** OBJECTIVE **
Transcribe all the entries word for word, skipping the pictures.

** INFORMATION PROVIDED **
..........

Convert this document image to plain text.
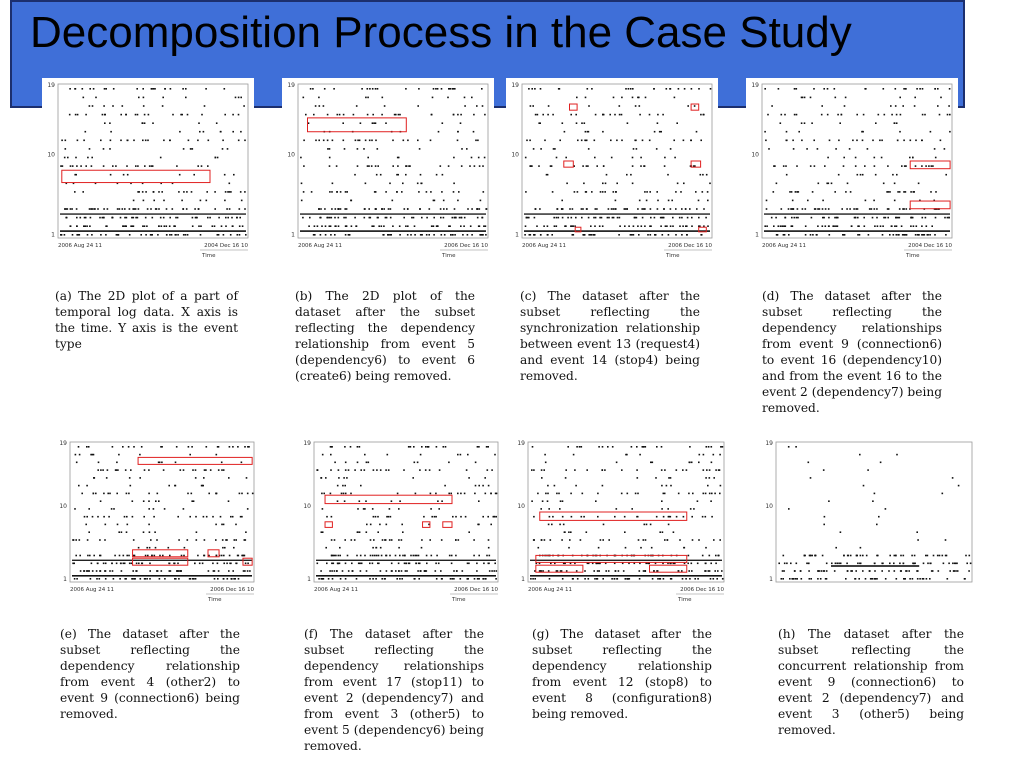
Decomposition Process in the Case Study
19
10
1
2006 Aug 24 11	2004 Dec 16 10
Time
19
10
1
2006 Aug 24 11	2006 Dec 16 10
Time
19
10
1
2006 Aug 24 11	2006 Dec 16 10
Time
19
10
1
2006 Aug 24 11	2004 Dec 16 10
Time
(a) The 2D plot of a part of temporal log data. X axis is the time. Y axis is the event type
(b) The 2D plot of the dataset after the subset reflecting the dependency relationship from event 5 (dependency6) to event 6 (create6) being removed.
(c) The dataset after the subset reflecting the synchronization relationship between event 13 (request4) and event 14 (stop4) being removed.
(d) The dataset after the subset reflecting the dependency relationships from event 9 (connection6) to event 16 (dependency10) and from the event 16 to the event 2 (dependency7) being removed.
19
10
1
2006 Aug 24 11	2006 Dec 16 10
Time
19
10
1
2006 Aug 24 11	2006 Dec 16 10
Time
19
10
1
2006 Aug 24 11	2006 Dec 16 10
Time
19
10
1
(e) The dataset after the subset reflecting the dependency relationship from event 4 (other2) to event 9 (connection6) being removed.
(f) The dataset after the subset reflecting the dependency relationships from event 17 (stop11) to event 2 (dependency7) and from event 3 (other5) to event 5 (dependency6) being removed.
(g) The dataset after the subset reflecting the dependency relationship from event 12 (stop8) to event 8 (configuration8) being removed.
(h) The dataset after the subset reflecting the concurrent relationship from event 9 (connection6) to event 2 (dependency7) and event 3 (other5) being removed.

..........

** OUTPUT FOR THIS TASK **
Convert this document image to plain text.
Decomposition Process in the Case Study
19
10
1
2006 Aug 24 11	2004 Dec 16 10
Time
19
10
1
2006 Aug 24 11	2006 Dec 16 10
Time
19
10
1
2006 Aug 24 11	2006 Dec 16 10
Time
19
10
1
2006 Aug 24 11	2004 Dec 16 10
Time
(a) The 2D plot of a part of temporal log data. X axis is the time. Y axis is the event type
(b) The 2D plot of the dataset after the subset reflecting the dependency relationship from event 5 (dependency6) to event 6 (create6) being removed.
(c) The dataset after the subset reflecting the synchronization relationship between event 13 (request4) and event 14 (stop4) being removed.
(d) The dataset after the subset reflecting the dependency relationships from event 9 (connection6) to event 16 (dependency10) and from the event 16 to the event 2 (dependency7) being removed.
19
10
1
2006 Aug 24 11	2006 Dec 16 10
Time
19
10
1
2006 Aug 24 11	2006 Dec 16 10
Time
19
10
1
2006 Aug 24 11	2006 Dec 16 10
Time
19
10
1
(e) The dataset after the subset reflecting the dependency relationship from event 4 (other2) to event 9 (connection6) being removed.
(f) The dataset after the subset reflecting the dependency relationships from event 17 (stop11) to event 2 (dependency7) and from event 3 (other5) to event 5 (dependency6) being removed.
(g) The dataset after the subset reflecting the dependency relationship from event 12 (stop8) to event 8 (configuration8) being removed.
(h) The dataset after the subset reflecting the concurrent relationship from event 9 (connection6) to event 2 (dependency7) and event 3 (other5) being removed.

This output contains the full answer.